Directions for this task:
Find and copy every line in the records that includes the string "switch".
[Data provided start]
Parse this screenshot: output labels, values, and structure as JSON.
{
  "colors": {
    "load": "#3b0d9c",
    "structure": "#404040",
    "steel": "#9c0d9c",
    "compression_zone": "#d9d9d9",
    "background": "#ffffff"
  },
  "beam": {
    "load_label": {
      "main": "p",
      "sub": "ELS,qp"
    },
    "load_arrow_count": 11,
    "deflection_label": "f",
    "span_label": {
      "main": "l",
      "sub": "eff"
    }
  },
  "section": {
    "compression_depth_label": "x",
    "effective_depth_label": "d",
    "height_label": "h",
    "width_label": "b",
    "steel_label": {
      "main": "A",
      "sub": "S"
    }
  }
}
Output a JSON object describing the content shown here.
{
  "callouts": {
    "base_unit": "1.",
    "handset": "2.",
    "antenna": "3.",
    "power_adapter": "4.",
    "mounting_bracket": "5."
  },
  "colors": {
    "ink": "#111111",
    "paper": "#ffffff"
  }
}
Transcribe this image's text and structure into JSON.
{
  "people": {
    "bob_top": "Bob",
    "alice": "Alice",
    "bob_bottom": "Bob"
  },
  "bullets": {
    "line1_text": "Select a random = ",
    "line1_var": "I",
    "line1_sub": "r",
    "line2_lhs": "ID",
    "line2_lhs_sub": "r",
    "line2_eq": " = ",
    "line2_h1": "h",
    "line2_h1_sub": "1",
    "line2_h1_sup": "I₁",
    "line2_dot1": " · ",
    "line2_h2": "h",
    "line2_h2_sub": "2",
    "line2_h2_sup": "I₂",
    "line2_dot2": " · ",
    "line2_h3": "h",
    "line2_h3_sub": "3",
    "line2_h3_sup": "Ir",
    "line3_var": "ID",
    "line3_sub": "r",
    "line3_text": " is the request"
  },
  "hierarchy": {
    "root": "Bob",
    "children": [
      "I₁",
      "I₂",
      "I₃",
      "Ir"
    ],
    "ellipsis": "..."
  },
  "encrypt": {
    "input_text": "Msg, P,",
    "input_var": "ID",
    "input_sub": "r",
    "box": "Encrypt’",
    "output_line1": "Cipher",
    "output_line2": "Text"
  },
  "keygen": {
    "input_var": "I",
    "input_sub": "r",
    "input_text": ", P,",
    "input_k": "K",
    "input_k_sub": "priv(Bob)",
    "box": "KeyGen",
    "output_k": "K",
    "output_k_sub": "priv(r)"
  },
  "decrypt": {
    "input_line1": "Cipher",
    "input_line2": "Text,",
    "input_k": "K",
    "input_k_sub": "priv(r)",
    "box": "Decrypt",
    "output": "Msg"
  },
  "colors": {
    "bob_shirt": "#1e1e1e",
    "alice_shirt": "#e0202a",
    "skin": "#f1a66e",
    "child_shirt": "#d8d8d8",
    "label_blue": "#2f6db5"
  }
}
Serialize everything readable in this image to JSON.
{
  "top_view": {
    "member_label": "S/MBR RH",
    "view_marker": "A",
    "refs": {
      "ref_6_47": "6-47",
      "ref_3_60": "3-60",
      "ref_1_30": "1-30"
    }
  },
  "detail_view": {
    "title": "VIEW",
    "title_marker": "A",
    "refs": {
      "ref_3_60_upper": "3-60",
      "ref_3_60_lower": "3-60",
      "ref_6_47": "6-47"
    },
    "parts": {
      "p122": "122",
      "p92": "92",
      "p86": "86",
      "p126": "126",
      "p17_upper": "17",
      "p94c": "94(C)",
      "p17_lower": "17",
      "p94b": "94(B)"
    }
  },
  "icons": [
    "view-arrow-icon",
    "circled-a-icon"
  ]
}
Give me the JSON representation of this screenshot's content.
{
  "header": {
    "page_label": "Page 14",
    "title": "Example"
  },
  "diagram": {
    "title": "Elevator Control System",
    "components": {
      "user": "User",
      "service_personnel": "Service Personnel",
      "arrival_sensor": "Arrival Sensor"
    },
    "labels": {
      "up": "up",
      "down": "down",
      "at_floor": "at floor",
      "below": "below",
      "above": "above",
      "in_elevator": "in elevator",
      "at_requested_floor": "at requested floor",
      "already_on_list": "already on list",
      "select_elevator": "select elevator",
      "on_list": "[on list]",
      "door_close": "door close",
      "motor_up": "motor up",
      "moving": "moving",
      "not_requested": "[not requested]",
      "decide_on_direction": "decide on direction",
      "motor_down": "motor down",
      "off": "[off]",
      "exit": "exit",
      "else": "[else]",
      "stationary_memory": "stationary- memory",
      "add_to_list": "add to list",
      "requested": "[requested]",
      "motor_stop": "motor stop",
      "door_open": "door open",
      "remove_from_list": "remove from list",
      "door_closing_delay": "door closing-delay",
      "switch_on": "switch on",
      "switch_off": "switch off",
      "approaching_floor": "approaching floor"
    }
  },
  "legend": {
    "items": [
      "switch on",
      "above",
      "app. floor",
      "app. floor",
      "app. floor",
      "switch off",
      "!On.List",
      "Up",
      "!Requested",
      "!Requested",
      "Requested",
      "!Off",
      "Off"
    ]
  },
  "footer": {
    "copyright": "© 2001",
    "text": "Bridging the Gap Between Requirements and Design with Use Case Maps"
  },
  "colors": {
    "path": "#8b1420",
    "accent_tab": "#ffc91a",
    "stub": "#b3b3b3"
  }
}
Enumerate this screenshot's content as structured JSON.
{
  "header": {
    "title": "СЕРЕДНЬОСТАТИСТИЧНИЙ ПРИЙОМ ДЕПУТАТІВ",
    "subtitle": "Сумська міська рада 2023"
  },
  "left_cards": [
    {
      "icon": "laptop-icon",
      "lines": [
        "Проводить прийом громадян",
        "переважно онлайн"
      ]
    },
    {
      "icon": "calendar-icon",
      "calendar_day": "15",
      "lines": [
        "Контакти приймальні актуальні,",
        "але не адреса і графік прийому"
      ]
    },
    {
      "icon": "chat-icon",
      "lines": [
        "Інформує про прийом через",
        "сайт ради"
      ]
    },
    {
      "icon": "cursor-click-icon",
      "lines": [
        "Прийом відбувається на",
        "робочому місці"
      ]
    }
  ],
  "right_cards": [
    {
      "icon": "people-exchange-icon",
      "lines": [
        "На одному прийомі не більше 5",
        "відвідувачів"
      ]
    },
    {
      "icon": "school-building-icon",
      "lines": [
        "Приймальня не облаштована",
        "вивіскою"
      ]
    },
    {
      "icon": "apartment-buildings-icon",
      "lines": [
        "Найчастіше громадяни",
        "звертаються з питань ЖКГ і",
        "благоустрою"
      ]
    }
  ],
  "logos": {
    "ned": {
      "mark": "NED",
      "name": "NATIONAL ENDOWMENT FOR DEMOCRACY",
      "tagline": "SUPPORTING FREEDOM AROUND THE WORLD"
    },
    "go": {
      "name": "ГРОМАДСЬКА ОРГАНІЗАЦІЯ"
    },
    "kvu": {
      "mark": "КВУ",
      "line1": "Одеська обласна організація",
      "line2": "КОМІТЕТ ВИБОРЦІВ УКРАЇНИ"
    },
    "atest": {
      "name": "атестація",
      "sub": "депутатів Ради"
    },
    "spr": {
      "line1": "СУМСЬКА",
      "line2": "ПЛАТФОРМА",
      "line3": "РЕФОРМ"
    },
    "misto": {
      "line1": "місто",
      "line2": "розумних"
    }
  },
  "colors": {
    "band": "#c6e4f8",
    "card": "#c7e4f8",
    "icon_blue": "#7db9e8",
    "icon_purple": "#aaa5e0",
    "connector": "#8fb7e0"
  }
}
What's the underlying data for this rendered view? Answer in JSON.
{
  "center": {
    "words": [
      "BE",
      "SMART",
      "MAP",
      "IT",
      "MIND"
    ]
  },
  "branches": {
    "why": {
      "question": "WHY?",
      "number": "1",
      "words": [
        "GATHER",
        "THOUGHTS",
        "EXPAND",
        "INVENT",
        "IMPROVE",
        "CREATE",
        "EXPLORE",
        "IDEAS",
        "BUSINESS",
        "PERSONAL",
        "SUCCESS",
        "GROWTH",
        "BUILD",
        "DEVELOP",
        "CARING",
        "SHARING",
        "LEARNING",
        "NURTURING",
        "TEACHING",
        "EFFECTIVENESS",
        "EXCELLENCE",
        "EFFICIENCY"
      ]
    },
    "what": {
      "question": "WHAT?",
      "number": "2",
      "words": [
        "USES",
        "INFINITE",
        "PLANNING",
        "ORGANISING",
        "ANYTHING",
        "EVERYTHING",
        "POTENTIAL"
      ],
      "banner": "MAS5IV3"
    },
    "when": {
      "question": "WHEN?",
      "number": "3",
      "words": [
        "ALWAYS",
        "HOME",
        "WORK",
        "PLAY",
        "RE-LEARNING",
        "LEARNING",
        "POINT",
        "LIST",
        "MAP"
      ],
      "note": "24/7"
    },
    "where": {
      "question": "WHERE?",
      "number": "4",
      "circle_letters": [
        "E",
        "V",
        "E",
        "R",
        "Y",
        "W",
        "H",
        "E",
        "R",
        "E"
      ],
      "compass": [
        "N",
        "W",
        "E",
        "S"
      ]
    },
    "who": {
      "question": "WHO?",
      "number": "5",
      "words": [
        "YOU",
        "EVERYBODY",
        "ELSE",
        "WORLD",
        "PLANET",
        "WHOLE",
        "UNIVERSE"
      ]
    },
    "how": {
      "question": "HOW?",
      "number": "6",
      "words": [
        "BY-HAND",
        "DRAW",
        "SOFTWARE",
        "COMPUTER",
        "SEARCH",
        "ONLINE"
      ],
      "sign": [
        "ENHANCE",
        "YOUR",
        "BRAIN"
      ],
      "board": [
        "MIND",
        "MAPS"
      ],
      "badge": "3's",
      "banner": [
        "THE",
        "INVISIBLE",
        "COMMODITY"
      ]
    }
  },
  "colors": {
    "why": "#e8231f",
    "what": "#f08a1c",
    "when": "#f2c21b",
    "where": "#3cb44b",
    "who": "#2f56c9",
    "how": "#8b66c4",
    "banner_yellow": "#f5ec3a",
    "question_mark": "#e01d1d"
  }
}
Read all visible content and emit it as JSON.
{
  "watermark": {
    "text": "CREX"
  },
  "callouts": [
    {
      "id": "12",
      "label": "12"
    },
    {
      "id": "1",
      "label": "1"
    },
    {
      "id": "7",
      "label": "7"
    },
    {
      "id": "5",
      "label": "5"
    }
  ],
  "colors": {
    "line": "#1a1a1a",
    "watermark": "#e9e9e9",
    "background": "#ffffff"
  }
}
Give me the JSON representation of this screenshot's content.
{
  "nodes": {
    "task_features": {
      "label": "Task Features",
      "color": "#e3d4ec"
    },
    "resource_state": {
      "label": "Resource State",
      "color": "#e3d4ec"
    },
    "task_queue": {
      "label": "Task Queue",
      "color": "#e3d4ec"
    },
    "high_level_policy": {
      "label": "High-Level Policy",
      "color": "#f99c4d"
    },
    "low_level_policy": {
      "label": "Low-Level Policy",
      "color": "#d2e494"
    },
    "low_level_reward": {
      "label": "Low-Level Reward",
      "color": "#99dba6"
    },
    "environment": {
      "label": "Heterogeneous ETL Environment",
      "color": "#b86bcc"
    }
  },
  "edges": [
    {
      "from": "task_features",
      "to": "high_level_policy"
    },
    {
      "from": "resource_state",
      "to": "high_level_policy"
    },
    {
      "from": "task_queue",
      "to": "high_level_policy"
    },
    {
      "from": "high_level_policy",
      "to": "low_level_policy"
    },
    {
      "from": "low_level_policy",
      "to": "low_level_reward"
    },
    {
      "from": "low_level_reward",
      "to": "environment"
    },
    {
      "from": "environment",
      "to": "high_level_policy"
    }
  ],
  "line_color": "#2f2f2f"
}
[Data provided end]
Response for this exercise:
      "switch_on": "switch on",
      "switch_off": "switch off",
      "switch on",
      "switch off",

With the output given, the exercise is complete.